STATED EXERCISE
Filter the lines below, copying only those with the string "Visa".

Entries from a dataset
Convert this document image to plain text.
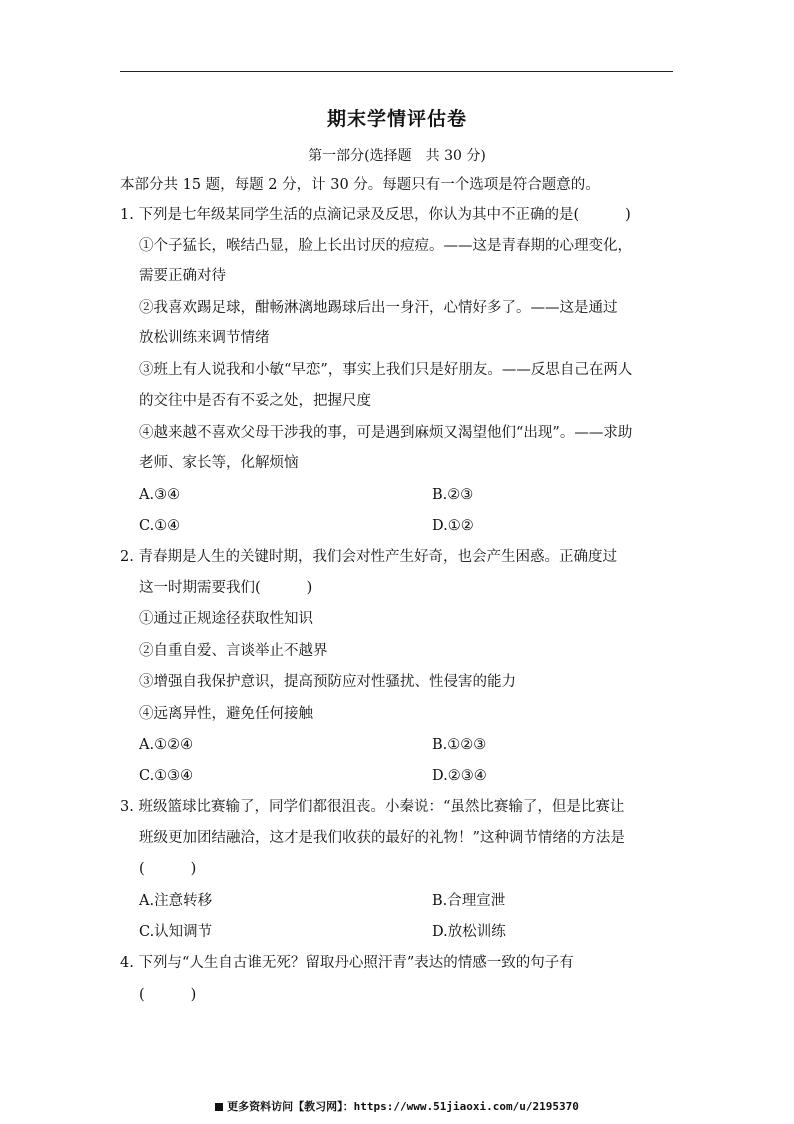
期末学情评估卷
第一部分(选择题　共 30 分)
本部分共 15 题，每题 2 分，计 30 分。每题只有一个选项是符合题意的。
1. 下列是七年级某同学生活的点滴记录及反思，你认为其中不正确的是(	)
①个子猛长，喉结凸显，脸上长出讨厌的痘痘。——这是青春期的心理变化，
需要正确对待
②我喜欢踢足球，酣畅淋漓地踢球后出一身汗，心情好多了。——这是通过
放松训练来调节情绪
③班上有人说我和小敏“早恋”，事实上我们只是好朋友。——反思自己在两人
的交往中是否有不妥之处，把握尺度
④越来越不喜欢父母干涉我的事，可是遇到麻烦又渴望他们“出现”。——求助
老师、家长等，化解烦恼
A.③④	B.②③
C.①④	D.①②
2. 青春期是人生的关键时期，我们会对性产生好奇，也会产生困惑。正确度过
这一时期需要我们(	)
①通过正规途径获取性知识
②自重自爱、言谈举止不越界
③增强自我保护意识，提高预防应对性骚扰、性侵害的能力
④远离异性，避免任何接触
A.①②④	B.①②③
C.①③④	D.②③④
3. 班级篮球比赛输了，同学们都很沮丧。小秦说：“虽然比赛输了，但是比赛让
班级更加团结融洽，这才是我们收获的最好的礼物！”这种调节情绪的方法是
(	)
A.注意转移	B.合理宣泄
C.认知调节	D.放松训练
4. 下列与“人生自古谁无死？留取丹心照汗青”表达的情感一致的句子有
(	)
更多资料访问【教习网】：https://www.51jiaoxi.com/u/2195370
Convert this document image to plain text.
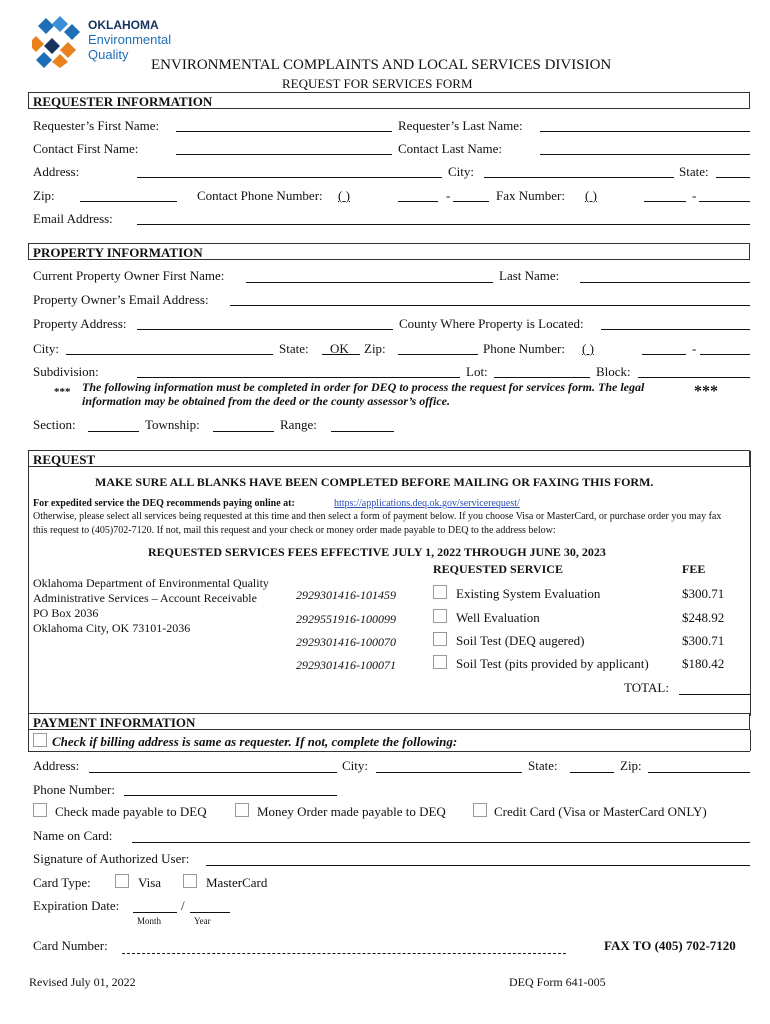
OKLAHOMA
Environmental
Quality
ENVIRONMENTAL COMPLAINTS AND LOCAL SERVICES DIVISION
REQUEST FOR SERVICES FORM
REQUESTER INFORMATION
Requester’s First Name:	Requester’s Last Name:
Contact First Name:	Contact Last Name:
Address:	City:	State:
Zip:	Contact Phone Number: ( )	-	Fax Number: ( )	-
Email Address:
PROPERTY INFORMATION
Current Property Owner First Name:	Last Name:
Property Owner’s Email Address:
Property Address:	County Where Property is Located:
City:	State: OK Zip:	Phone Number: ( )	-
Subdivision:	Lot:	Block:
*** The following information must be completed in order for DEQ to process the request for services form. The legal information may be obtained from the deed or the county assessor’s office.
***
Section:	Township:	Range:
REQUEST
MAKE SURE ALL BLANKS HAVE BEEN COMPLETED BEFORE MAILING OR FAXING THIS FORM.
For expedited service the DEQ recommends paying online at:	https://applications.deq.ok.gov/servicerequest/
Otherwise, please select all services being requested at this time and then select a form of payment below. If you choose Visa or MasterCard, or purchase order you may fax this request to (405)702-7120. If not, mail this request and your check or money order made payable to DEQ to the address below:
REQUESTED SERVICES FEES EFFECTIVE JULY 1, 2022 THROUGH JUNE 30, 2023
REQUESTED SERVICE	FEE
Oklahoma Department of Environmental Quality
Administrative Services – Account Receivable
PO Box 2036
Oklahoma City, OK 73101-2036
2929301416-101459	Existing System Evaluation	$300.71
2929551916-100099	Well Evaluation	$248.92
2929301416-100070	Soil Test (DEQ augered)	$300.71
2929301416-100071	Soil Test (pits provided by applicant)	$180.42
TOTAL:
PAYMENT INFORMATION
Check if billing address is same as requester. If not, complete the following:
Address:	City:	State:	Zip:
Phone Number:
Check made payable to DEQ	Money Order made payable to DEQ	Credit Card (Visa or MasterCard ONLY)
Name on Card:
Signature of Authorized User:
Card Type:	Visa	MasterCard
Expiration Date:	/
Month	Year
Card Number:	FAX TO (405) 702-7120
Revised July 01, 2022	DEQ Form 641-005
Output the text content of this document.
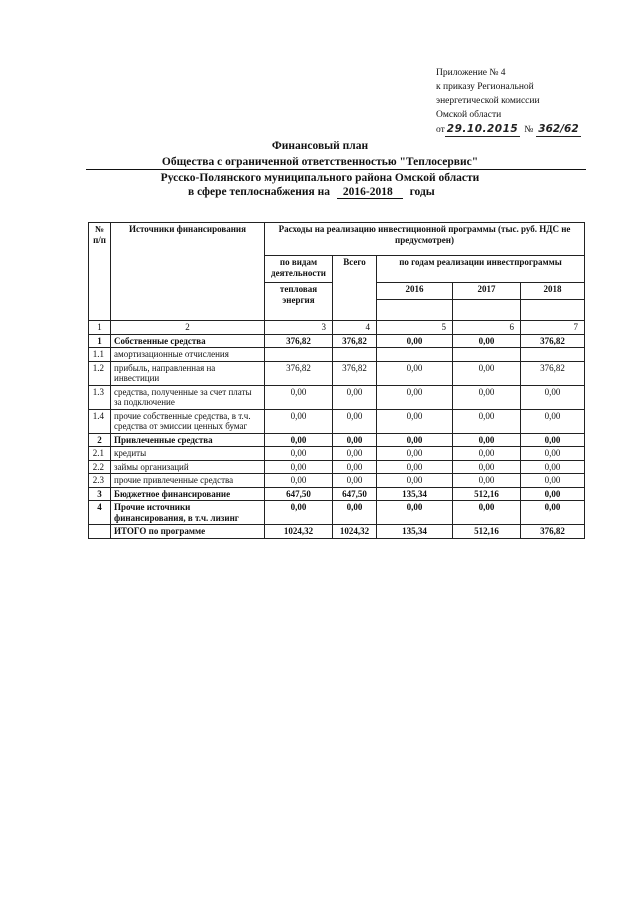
Приложение № 4
к приказу Региональной
энергетической комиссии
Омской области
от 29.10.2015 № 362/62
Финансовый план
Общества с ограниченной ответственностью "Теплосервис"
Русско-Полянского муниципального района Омской области
в сфере теплоснабжения на 2016-2018 годы
№ п/п	Источники финансирования	Расходы на реализацию инвестиционной программы (тыс. руб. НДС не предусмотрен)				
		по видам деятельности	Всего	по годам реализации инвестпрограммы		
		тепловая энергия		2016	2017	2018

1	2	3	4	5	6	7
1	Собственные средства	376,82	376,82	0,00	0,00	376,82
1.1	амортизационные отчисления					
1.2	прибыль, направленная на инвестиции	376,82	376,82	0,00	0,00	376,82
1.3	средства, полученные за счет платы за подключение	0,00	0,00	0,00	0,00	0,00
1.4	прочие собственные средства, в т.ч. средства от эмиссии ценных бумаг	0,00	0,00	0,00	0,00	0,00
2	Привлеченные средства	0,00	0,00	0,00	0,00	0,00
2.1	кредиты	0,00	0,00	0,00	0,00	0,00
2.2	займы организаций	0,00	0,00	0,00	0,00	0,00
2.3	прочие привлеченные средства	0,00	0,00	0,00	0,00	0,00
3	Бюджетное финансирование	647,50	647,50	135,34	512,16	0,00
4	Прочие источники финансирования, в т.ч. лизинг	0,00	0,00	0,00	0,00	0,00
	ИТОГО по программе	1024,32	1024,32	135,34	512,16	376,82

WRITTEN ANSWER
Otherwise, please select all services being requested at this time and then select a form of payment below. If you choose Visa or MasterCard, or purchase order you may fax this request to (405)702-7120. If not, mail this request and your check or money order made payable to DEQ to the address below:
Check made payable to DEQ	Money Order made payable to DEQ	Credit Card (Visa or MasterCard ONLY)
Card Type:	Visa	MasterCard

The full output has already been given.